Exercise description - Each line from the one that contains "Read out every word on this page." to the end of the material must be quoted exactly; include both end lines and nothing else.

(Records contained in a dataset)
— START —
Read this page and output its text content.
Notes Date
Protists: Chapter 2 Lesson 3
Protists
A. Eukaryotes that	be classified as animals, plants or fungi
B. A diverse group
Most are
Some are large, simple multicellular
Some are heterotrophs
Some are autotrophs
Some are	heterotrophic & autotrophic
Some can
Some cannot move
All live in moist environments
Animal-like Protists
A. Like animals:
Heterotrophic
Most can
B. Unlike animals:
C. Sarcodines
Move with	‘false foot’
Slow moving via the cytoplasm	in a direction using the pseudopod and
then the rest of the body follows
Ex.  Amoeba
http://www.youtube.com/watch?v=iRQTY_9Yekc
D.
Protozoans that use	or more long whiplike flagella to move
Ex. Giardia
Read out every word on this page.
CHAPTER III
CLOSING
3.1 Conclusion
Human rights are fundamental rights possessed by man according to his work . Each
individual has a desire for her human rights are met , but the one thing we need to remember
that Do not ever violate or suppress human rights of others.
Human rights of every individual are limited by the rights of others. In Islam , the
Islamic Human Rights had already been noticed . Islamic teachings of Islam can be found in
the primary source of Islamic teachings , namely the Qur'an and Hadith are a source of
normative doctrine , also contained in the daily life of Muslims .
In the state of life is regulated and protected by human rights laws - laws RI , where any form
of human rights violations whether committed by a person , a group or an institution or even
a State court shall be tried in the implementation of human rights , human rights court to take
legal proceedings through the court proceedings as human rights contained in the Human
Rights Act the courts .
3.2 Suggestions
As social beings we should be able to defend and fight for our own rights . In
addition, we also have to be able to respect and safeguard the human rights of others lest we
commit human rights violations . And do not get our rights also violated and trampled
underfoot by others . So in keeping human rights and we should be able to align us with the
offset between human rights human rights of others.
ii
— END —
Reply -
Read out every word on this page.
CHAPTER III
CLOSING
3.1 Conclusion
Human rights are fundamental rights possessed by man according to his work . Each
individual has a desire for her human rights are met , but the one thing we need to remember
that Do not ever violate or suppress human rights of others.
Human rights of every individual are limited by the rights of others. In Islam , the
Islamic Human Rights had already been noticed . Islamic teachings of Islam can be found in
the primary source of Islamic teachings , namely the Qur'an and Hadith are a source of
normative doctrine , also contained in the daily life of Muslims .
In the state of life is regulated and protected by human rights laws - laws RI , where any form
of human rights violations whether committed by a person , a group or an institution or even
a State court shall be tried in the implementation of human rights , human rights court to take
legal proceedings through the court proceedings as human rights contained in the Human
Rights Act the courts .
3.2 Suggestions
As social beings we should be able to defend and fight for our own rights . In
addition, we also have to be able to respect and safeguard the human rights of others lest we
commit human rights violations . And do not get our rights also violated and trampled
underfoot by others . So in keeping human rights and we should be able to align us with the
offset between human rights human rights of others.
ii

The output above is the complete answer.